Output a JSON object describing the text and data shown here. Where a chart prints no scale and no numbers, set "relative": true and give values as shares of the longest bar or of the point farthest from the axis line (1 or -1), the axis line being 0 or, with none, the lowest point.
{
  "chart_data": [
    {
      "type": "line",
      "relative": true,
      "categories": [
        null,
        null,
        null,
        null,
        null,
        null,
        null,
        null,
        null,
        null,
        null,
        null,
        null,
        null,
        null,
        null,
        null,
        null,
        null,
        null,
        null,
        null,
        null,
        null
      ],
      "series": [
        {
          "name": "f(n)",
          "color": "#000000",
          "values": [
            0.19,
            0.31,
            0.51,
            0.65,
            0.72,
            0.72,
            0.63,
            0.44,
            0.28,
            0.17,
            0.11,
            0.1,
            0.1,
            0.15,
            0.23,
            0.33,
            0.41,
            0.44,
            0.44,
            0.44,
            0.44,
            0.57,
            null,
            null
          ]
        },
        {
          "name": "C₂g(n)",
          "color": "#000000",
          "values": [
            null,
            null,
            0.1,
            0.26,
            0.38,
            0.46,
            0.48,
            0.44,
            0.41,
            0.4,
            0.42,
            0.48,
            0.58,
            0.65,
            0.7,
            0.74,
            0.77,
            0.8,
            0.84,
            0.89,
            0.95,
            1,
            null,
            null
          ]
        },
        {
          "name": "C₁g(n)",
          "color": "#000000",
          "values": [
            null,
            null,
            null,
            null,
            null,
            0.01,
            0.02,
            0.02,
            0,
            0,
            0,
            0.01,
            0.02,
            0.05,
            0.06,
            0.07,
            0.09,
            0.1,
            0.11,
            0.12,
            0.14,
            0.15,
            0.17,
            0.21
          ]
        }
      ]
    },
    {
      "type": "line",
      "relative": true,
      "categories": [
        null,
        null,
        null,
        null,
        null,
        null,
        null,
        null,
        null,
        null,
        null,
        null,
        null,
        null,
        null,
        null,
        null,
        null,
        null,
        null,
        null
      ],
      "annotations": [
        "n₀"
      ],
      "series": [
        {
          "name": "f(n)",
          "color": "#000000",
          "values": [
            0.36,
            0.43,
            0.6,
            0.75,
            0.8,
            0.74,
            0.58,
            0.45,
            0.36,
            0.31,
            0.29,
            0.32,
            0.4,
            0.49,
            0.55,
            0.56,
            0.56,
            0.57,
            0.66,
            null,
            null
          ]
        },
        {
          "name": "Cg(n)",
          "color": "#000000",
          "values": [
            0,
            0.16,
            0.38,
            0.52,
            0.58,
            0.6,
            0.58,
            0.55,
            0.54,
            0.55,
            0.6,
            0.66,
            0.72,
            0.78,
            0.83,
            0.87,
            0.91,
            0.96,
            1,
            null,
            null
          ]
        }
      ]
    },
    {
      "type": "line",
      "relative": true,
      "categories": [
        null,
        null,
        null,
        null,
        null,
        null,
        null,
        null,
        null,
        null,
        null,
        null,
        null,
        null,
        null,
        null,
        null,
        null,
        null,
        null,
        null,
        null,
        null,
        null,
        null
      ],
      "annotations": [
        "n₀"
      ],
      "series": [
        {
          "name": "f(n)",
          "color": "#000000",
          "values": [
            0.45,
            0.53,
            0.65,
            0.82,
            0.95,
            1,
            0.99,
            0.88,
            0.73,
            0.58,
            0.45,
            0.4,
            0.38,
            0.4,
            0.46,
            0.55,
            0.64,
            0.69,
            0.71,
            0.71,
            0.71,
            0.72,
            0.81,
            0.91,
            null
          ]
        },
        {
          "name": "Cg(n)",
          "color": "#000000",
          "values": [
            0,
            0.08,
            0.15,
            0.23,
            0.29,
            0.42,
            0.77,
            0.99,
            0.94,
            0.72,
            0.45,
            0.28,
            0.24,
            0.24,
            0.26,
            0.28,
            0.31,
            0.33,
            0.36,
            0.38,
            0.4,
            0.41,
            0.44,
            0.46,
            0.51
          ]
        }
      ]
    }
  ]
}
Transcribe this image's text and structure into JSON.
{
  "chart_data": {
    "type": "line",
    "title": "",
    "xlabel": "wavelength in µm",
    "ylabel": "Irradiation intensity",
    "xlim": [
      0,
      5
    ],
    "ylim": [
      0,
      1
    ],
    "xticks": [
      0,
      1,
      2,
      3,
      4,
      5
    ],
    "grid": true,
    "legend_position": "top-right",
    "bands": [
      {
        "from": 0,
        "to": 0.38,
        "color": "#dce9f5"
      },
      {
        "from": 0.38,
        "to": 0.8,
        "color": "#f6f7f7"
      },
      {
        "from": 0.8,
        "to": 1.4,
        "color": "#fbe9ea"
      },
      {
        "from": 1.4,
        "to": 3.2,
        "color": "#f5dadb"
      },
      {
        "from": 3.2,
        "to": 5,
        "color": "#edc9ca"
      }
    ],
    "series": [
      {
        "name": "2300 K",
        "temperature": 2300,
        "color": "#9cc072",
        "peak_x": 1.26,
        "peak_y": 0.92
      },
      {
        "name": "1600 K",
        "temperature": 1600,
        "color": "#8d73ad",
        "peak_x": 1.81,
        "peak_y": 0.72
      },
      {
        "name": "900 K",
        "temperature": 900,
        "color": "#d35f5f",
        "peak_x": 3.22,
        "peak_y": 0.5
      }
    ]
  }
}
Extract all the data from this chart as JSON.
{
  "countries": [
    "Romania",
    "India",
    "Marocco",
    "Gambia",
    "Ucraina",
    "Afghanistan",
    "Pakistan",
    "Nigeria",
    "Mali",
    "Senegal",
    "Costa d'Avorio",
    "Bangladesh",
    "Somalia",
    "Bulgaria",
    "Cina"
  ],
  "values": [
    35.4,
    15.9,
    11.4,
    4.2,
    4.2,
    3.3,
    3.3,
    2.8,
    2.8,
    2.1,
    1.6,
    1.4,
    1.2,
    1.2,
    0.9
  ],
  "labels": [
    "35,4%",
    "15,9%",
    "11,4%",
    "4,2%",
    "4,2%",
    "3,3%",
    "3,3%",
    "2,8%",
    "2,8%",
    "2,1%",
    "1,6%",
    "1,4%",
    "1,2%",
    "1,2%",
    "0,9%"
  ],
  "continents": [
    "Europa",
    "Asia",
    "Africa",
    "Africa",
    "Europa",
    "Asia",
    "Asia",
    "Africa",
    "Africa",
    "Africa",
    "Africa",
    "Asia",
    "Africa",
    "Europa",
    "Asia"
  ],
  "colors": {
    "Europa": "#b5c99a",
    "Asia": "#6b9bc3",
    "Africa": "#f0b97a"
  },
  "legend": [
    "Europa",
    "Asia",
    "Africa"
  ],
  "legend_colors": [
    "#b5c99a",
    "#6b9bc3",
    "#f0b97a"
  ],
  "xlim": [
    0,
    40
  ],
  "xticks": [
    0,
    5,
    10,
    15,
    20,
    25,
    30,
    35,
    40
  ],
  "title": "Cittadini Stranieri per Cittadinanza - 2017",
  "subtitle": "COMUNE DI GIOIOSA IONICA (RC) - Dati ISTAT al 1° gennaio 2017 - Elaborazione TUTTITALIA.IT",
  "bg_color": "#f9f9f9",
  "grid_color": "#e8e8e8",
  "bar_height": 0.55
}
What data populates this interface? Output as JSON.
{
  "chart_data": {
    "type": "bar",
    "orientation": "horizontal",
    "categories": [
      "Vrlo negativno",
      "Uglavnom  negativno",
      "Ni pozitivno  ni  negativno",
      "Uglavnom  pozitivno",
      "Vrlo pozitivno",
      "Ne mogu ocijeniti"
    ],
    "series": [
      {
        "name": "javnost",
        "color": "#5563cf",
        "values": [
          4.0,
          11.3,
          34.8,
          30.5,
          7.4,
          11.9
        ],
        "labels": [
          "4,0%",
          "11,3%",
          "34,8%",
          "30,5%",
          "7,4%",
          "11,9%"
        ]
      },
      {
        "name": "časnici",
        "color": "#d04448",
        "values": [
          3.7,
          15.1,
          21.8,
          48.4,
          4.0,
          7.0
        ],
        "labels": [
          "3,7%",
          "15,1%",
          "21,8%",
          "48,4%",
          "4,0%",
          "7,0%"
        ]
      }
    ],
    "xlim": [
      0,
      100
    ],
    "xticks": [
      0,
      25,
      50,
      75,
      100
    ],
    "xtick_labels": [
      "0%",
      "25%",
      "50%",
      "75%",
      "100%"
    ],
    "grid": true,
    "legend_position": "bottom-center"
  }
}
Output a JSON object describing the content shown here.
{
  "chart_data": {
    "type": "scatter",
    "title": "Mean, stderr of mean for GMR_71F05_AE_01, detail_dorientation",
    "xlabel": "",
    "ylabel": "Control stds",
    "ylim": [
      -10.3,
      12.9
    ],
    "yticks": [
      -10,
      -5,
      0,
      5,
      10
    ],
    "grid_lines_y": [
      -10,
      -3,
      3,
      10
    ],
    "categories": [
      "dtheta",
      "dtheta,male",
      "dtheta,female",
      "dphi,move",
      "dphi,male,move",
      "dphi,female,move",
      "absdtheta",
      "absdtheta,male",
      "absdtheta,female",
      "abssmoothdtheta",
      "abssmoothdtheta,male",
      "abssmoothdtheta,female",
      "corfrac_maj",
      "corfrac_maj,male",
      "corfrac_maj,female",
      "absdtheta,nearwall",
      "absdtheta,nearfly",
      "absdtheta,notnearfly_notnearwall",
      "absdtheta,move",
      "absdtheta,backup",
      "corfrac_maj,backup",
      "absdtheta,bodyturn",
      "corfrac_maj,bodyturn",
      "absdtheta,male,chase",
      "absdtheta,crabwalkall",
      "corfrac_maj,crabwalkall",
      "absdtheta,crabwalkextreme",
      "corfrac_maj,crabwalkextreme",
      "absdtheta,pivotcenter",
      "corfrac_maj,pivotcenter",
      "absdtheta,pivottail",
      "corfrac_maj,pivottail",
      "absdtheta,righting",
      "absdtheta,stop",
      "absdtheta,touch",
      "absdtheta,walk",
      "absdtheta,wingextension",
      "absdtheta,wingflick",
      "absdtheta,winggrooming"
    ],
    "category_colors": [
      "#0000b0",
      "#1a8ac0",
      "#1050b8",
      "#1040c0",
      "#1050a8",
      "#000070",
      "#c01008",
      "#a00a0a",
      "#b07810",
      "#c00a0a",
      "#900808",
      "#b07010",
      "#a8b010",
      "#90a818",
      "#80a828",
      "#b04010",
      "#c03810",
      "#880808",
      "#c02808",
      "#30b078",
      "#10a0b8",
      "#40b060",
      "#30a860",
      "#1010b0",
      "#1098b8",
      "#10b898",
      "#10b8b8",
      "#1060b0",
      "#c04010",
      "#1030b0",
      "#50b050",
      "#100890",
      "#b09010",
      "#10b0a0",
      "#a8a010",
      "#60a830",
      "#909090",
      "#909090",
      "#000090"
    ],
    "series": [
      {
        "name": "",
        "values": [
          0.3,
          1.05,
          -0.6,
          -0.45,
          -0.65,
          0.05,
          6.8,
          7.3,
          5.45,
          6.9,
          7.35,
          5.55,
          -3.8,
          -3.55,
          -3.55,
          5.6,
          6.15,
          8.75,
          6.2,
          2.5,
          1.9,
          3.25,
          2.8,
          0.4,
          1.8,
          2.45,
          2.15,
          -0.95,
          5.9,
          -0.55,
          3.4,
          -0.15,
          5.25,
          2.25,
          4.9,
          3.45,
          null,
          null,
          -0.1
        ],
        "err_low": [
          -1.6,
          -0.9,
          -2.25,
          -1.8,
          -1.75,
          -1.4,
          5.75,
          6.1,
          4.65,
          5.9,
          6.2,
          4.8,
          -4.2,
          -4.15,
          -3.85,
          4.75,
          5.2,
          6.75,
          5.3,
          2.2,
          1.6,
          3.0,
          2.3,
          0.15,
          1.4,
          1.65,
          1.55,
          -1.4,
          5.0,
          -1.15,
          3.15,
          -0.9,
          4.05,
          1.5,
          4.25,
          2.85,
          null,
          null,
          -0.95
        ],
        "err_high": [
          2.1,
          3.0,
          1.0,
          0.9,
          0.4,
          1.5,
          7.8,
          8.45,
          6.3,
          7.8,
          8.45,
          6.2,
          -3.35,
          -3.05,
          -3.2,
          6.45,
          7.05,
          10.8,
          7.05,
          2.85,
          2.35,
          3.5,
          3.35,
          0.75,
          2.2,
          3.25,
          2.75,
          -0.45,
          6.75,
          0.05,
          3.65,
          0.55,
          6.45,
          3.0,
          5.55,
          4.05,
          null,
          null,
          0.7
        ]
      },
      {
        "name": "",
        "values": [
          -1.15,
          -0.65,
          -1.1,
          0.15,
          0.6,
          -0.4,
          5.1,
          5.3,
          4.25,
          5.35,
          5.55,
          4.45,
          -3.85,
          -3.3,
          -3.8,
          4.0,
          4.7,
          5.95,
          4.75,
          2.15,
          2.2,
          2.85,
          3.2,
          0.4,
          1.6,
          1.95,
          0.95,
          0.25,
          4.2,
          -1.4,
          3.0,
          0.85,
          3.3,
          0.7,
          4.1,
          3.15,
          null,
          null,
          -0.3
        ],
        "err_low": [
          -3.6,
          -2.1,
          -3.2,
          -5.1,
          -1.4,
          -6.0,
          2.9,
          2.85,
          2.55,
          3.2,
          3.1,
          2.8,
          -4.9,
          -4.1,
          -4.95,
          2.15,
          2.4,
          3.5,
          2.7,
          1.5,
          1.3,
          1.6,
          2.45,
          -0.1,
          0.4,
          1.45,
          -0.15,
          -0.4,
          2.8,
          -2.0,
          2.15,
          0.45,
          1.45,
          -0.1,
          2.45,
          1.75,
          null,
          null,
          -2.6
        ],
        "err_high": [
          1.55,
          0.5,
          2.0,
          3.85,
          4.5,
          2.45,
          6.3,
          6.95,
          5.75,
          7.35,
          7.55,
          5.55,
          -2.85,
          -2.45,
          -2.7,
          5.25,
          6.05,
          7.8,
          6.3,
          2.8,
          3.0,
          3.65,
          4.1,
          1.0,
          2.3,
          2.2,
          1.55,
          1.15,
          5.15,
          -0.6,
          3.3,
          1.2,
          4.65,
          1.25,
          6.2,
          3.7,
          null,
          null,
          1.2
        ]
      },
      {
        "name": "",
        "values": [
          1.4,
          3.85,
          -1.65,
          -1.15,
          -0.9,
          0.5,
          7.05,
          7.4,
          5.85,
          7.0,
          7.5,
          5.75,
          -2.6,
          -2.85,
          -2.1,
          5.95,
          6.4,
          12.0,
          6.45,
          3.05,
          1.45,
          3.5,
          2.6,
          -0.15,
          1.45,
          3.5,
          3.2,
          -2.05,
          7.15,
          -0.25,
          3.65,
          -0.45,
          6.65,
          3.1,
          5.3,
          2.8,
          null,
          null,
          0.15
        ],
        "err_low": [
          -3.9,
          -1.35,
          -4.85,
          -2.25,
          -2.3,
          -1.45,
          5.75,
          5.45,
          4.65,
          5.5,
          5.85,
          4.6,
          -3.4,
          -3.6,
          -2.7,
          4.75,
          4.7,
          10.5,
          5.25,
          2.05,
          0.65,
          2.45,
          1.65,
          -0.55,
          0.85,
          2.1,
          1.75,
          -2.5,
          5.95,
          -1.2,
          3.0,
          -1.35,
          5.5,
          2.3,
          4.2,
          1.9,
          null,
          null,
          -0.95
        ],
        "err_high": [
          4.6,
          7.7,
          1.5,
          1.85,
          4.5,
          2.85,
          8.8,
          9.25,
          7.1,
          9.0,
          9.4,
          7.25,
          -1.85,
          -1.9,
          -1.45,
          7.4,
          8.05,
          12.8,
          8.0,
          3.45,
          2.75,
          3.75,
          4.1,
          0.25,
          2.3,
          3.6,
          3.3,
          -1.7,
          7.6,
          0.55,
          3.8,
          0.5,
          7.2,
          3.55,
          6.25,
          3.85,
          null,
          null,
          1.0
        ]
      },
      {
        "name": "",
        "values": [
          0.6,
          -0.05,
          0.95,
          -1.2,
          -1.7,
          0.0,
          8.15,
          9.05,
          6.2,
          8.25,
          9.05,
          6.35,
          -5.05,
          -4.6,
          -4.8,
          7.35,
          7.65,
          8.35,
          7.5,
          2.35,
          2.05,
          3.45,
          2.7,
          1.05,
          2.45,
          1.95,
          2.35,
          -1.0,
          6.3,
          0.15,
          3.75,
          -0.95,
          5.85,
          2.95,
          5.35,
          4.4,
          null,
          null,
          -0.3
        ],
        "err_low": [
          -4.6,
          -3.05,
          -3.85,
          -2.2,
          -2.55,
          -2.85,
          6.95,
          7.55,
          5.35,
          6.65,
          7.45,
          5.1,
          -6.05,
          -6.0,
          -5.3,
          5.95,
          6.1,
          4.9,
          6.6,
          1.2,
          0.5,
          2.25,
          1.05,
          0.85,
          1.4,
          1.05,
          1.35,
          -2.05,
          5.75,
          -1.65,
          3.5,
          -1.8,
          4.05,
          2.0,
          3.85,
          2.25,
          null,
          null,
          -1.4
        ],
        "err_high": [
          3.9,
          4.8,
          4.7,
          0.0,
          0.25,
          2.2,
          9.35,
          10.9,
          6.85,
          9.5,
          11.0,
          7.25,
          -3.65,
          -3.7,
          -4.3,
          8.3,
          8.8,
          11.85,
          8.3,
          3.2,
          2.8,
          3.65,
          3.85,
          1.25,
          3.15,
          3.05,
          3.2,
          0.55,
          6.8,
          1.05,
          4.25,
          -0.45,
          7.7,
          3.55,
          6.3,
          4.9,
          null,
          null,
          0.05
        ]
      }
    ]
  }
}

_Goal of the exercise:_ Search the preceding listing for "Uglavnom" and extract every line where it is found.

_Exercise result:_
      "Uglavnom  negativno",
      "Uglavnom  pozitivno",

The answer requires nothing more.